Items from a figure collection -
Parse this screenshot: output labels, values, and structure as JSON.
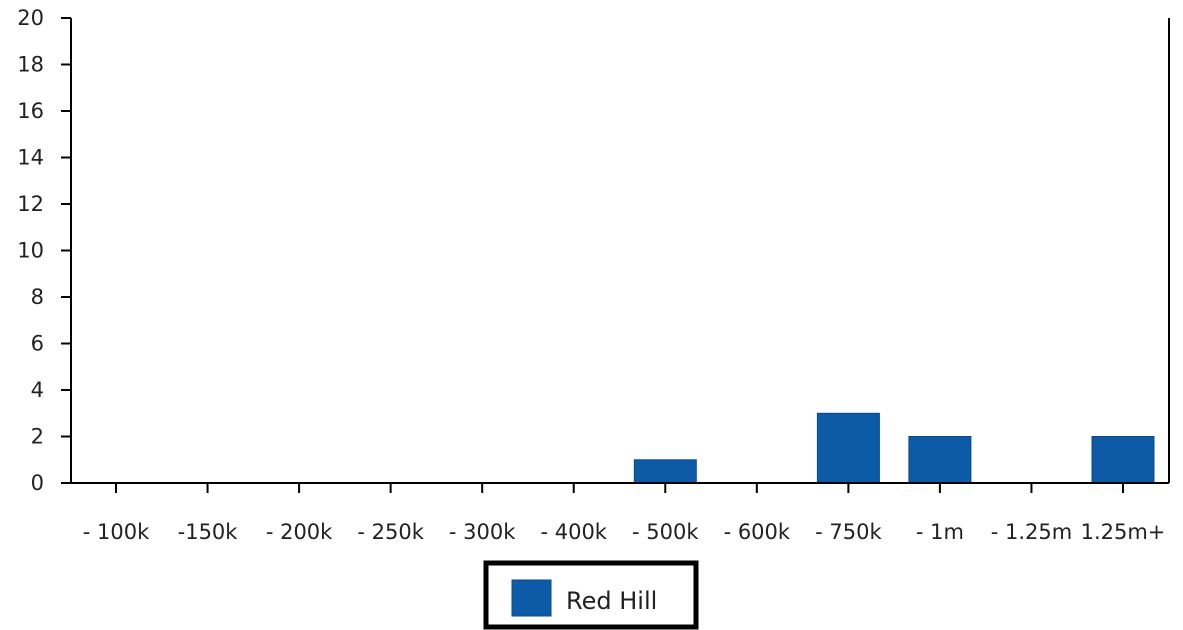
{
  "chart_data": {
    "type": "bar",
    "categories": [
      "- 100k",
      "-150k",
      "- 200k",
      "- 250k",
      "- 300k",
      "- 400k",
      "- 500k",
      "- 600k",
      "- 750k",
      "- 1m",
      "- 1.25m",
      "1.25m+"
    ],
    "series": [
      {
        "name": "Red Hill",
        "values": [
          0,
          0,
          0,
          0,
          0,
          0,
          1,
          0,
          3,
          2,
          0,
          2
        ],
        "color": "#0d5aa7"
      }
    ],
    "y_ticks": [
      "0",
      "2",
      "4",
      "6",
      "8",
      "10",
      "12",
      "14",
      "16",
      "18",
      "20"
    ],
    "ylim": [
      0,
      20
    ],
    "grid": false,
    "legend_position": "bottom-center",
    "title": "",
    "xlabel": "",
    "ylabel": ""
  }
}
* * *
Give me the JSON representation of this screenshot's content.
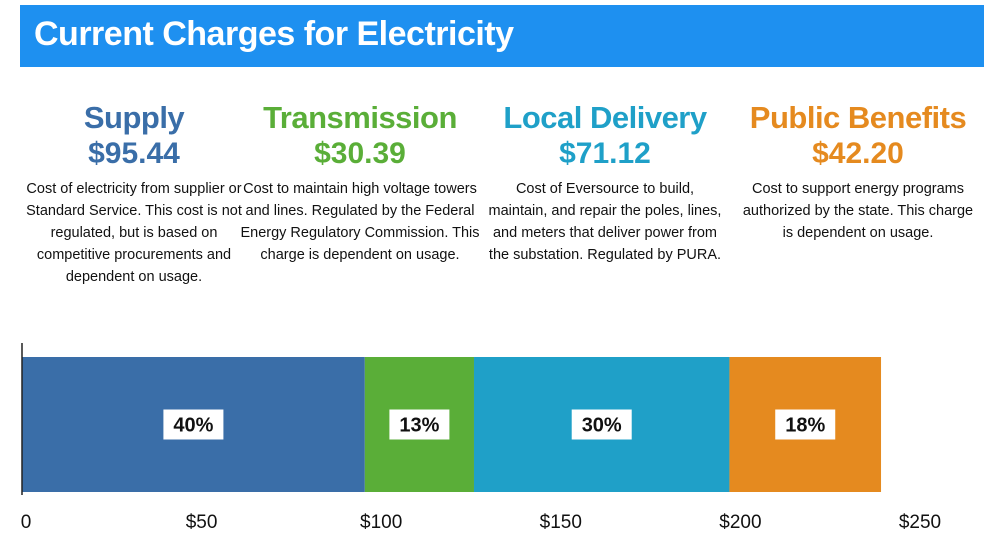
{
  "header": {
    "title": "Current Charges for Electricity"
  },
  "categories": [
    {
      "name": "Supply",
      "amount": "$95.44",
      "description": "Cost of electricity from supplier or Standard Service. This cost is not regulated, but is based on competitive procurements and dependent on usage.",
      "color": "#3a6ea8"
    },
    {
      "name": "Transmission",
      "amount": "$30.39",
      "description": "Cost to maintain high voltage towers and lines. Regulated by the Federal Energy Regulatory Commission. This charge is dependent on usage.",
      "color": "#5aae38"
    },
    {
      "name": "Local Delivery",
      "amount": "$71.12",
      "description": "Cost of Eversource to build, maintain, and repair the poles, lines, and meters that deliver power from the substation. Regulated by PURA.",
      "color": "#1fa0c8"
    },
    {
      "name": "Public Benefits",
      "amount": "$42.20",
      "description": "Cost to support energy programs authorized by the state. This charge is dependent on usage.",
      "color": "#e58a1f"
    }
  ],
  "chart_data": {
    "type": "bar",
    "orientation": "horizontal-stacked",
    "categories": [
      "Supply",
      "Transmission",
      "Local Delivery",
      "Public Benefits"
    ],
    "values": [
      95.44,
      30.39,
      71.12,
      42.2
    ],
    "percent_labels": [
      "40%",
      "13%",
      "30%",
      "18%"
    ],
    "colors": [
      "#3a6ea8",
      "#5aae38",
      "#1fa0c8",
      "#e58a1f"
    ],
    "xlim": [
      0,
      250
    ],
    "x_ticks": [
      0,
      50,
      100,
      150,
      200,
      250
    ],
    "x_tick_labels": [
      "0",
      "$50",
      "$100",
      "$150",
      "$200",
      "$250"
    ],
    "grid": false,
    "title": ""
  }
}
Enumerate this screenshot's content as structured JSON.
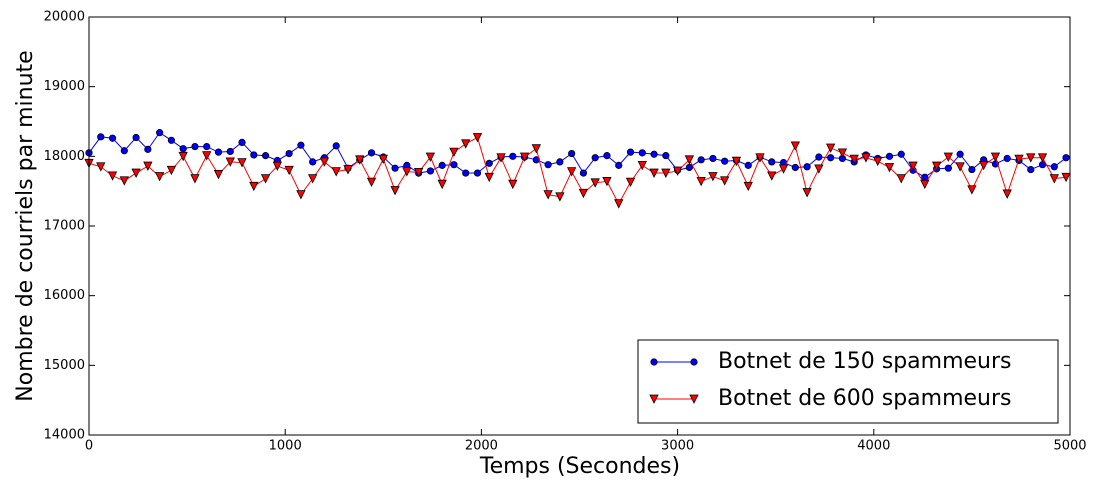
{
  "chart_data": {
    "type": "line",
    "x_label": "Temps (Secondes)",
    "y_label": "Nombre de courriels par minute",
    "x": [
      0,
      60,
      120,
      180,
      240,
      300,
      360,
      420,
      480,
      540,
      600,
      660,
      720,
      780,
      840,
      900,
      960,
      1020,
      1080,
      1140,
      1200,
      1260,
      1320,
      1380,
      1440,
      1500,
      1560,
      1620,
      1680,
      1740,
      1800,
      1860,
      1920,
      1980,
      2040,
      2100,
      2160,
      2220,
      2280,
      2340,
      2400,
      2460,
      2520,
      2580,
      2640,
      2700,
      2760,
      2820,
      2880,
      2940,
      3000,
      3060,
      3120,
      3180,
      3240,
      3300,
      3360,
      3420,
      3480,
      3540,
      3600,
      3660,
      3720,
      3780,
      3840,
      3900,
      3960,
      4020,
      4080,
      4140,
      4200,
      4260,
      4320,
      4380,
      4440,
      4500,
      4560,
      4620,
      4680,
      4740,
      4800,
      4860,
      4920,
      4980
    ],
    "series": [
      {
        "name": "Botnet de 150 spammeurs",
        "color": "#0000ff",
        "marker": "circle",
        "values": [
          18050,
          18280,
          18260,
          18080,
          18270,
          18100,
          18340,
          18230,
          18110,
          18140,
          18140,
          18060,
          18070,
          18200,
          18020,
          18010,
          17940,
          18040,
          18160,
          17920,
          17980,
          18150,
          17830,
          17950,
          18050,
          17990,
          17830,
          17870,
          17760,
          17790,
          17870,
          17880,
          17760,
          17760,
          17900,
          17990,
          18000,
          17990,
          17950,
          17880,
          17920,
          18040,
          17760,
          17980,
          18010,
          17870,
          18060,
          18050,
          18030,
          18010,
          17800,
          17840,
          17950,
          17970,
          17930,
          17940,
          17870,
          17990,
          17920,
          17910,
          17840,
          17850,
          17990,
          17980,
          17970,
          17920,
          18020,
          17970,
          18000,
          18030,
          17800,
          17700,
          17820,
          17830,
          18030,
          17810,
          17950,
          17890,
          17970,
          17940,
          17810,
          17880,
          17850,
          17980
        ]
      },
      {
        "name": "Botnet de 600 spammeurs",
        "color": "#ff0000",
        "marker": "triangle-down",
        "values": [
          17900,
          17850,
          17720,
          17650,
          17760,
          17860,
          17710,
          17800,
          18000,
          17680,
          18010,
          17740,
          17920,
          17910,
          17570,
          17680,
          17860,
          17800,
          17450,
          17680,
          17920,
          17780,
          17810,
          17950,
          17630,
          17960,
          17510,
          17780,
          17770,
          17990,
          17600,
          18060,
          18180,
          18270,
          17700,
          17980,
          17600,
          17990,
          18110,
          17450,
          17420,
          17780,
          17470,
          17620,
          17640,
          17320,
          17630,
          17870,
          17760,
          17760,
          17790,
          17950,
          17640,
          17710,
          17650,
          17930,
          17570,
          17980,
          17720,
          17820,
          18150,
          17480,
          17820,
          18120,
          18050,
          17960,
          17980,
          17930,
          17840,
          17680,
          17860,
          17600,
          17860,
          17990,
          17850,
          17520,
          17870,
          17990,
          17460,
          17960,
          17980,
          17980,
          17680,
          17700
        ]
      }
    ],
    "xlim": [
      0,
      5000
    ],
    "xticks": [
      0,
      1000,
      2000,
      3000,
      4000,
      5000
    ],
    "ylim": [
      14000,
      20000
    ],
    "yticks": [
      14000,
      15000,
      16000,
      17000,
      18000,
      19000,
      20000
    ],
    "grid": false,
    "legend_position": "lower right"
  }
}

Short problem -
The string "title" may appear in lines of the listing above; tally those lines and give the number only.

Final answer -
3